-- TEXT EXCERPT follows --

Thursday, November 14 | 3:30 to 4:30 p.m.

Panelists: Richard A. Goodman, Department of Family and Preventive Medicine, Emory University; Dawn M. Holman, Division of Cancer Prevention and Control, Centers for Disease Control and Prevention; Mary C. White, Division of Cancer Prevention and Control, Centers for Disease Control and Prevention

This session builds on highlights from a CDC-funded supplemental issue of The Gerontologist on “Opportunities for Cancer Prevention During Older Adulthood.” The papers in the supplement address a wide range of innovative topics related to cancer risk among older adults, including health literacy and communication, age discrimination, financial hardship, the health effects of natural disasters, sun protection behaviors, and preventive health services, among others. Research suggests there may be more we could do lower exposures to known causes of cancer, promote social and physical environments that facilitate healthy behaviors and positive attitudes about aging and cancer prevention, expand appropriate use of preventive health services at older ages, and improve communication with older adults about cancer prevention efforts. Among the many potential imperatives are what society can do to reduce cancer risk and preserve health as adults enter their 60s, 70s, and beyond; what societal and environmental approaches might help to shift negative attitudes about aging and cancer prevention; and how best to engage older adults and their families, caregivers, and relevant community sectors in these efforts. Panelists will lead a discussion of these questions and provide insights into potentially promising new directions for research and practice to expand cancer prevention efforts for older adults.

Disclaimer: The findings and conclusions in this report are those of the authors and do not necessarily represent the official position of the Centers for Disease Control and Prevention.

 

How do the Mouth, Eyes and Ears Impact Social Isolation?

Thursday, November 14 | 3:30 to 4:30 p.m.

Panelists: Frank R. Lin, Johns Hopkins University; Stephen K. Shuman, University of Minnesota; Bonnielin Swenor, Johns Hopkins University; Amber Willink, Johns Hopkins University. 

Research shows that social isolation is a deadly risk factor and social determinant for poorer health in the older adult population and a rising public health epidemic. Older adults who are socially isolated have a greater risk of death than their well-connected peers. We will discuss interventions and define sensory perception issues, such as vision loss and blindness, difficulty hearing, and missing teeth and other dental issues, and how they can lead to or perpetuate loneliness and social isolation in older adult populations.

Supported by GlaxoSmithKline Consumer Healthcare and Mars Confectionery. 

 

Thriving Across the Life Course Through Longevity Fitness?

Thursday, November 14 | 3:30 to 4:30 p.m.

Panelists: TBD

To maintain Longevity Fitness means to thrive while aging—specifically, to thrive across the life course. “Longevity Fitness” is the term used in a new GSA/Bank of America report to describe how people can thrive by matching their Health Spans, Wealth Spans, and Life Spans as they enjoy increasingly long lives. Transitions commonly associated with advancing age—work disruptions, physical decline, dementia—can be better managed when a person has planned for the social support, financial means, and health resources needed to compensate for aging-related physical and cognitive changes. As people age, chronic diseases accumulate and reduce the ability to carry out the necessary activities of daily life. When a person also is lacking in social support, financial resources, or access to health care, the result of declining functional ability is a downward and potentially irreversible spiral. Insecurities in life—including uncertainty about food, housing, transportation, health care, or safety—exacerbate this situation, leading people to live in isolation or poverty, and to be unable to seek the interventions they need for maintaining health and ultimately their ability to take care of themselves. In this session, experts in the field and attendees will exchange ideas about the concept of Longevity Fitness and insights into positive aging across the life course.

-- TEXT EXCERPT concluded --
-- RAW DATA follows --

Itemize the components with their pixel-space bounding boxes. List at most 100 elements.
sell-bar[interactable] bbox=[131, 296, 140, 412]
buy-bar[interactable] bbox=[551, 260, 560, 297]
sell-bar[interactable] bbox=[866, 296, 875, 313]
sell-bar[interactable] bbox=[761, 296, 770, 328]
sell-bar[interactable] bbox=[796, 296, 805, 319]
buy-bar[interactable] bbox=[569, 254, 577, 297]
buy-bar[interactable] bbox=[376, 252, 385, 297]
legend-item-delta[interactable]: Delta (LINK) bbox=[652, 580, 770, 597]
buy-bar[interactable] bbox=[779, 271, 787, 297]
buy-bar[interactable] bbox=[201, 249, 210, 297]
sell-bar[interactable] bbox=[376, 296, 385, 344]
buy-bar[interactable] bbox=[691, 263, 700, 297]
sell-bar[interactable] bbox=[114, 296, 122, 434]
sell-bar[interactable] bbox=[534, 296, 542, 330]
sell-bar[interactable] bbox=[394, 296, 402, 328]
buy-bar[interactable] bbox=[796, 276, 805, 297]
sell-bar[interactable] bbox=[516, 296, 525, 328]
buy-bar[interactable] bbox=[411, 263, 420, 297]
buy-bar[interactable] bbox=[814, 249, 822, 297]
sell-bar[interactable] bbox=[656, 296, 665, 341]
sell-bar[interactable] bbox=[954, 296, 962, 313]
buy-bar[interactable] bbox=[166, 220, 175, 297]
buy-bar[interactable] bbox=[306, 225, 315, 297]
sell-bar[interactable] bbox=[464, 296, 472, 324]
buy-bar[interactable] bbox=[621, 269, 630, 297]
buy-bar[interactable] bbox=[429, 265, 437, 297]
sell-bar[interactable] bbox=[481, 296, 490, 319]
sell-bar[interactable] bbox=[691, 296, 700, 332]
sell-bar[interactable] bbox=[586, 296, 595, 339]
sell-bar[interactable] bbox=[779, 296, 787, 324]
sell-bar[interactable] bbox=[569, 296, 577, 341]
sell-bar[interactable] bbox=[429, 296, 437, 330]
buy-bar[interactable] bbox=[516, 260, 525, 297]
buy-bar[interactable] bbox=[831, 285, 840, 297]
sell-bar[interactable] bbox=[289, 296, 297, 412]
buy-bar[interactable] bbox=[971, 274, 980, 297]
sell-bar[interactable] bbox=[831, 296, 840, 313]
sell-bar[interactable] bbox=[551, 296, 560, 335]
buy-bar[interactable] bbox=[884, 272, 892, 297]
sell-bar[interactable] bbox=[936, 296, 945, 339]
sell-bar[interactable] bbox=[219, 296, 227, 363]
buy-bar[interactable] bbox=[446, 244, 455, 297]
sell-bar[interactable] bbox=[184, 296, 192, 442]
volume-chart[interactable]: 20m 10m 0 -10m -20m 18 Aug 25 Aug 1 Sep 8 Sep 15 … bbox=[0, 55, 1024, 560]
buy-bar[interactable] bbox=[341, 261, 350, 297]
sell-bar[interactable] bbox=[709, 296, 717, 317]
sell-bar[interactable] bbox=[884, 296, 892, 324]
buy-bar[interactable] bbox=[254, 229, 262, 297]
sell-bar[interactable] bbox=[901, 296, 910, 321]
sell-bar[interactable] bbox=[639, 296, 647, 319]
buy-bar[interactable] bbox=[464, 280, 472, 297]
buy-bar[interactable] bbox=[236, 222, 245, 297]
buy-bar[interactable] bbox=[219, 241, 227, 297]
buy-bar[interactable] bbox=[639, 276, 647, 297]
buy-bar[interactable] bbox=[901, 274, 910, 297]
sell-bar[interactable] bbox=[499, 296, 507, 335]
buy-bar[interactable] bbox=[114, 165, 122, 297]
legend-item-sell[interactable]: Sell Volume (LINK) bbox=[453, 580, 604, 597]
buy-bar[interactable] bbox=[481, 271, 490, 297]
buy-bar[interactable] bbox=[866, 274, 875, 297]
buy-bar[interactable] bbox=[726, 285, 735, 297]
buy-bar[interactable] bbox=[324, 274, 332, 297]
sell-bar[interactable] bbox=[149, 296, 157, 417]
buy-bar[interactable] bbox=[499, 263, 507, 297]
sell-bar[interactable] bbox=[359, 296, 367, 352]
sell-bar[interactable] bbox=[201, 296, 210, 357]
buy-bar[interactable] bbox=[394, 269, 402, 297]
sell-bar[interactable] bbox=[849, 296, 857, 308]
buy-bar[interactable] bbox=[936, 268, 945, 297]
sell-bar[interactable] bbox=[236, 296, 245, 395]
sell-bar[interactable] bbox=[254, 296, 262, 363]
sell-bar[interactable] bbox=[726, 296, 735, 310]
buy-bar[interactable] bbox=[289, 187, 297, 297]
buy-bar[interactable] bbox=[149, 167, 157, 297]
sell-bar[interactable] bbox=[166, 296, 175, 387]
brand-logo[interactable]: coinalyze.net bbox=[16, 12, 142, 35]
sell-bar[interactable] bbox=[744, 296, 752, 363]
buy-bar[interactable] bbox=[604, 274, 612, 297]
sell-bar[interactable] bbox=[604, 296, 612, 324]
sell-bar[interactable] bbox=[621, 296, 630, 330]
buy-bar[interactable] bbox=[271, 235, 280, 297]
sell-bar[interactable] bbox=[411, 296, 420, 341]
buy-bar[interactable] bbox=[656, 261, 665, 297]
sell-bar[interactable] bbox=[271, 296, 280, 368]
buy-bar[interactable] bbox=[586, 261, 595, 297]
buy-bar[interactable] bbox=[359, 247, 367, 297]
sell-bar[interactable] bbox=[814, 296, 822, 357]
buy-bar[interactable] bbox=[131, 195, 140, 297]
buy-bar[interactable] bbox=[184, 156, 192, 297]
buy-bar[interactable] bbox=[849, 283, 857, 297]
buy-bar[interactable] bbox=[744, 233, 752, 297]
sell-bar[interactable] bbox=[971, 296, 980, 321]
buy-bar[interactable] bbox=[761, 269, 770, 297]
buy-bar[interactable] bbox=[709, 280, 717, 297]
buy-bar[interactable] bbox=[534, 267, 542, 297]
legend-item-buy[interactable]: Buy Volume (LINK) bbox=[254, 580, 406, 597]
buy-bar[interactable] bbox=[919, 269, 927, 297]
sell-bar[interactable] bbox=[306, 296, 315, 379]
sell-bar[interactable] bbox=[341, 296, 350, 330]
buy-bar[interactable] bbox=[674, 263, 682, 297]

-- RAW DATA concluded --

:: TASK INSTRUCTIONS ::
Update the stretch from "How do the Mouth, Eyes" through "older adult populations." in the text excerpt by replacing "peers" with "counterparts", and write out the revised passage.

:: RESPONSE AREA ::
How do the Mouth, Eyes and Ears Impact Social Isolation?

Thursday, November 14 | 3:30 to 4:30 p.m.

Panelists: Frank R. Lin, Johns Hopkins University; Stephen K. Shuman, University of Minnesota; Bonnielin Swenor, Johns Hopkins University; Amber Willink, Johns Hopkins University. 

Research shows that social isolation is a deadly risk factor and social determinant for poorer health in the older adult population and a rising public health epidemic. Older adults who are socially isolated have a greater risk of death than their well-connected counterparts. We will discuss interventions and define sensory perception issues, such as vision loss and blindness, difficulty hearing, and missing teeth and other dental issues, and how they can lead to or perpetuate loneliness and social isolation in older adult populations.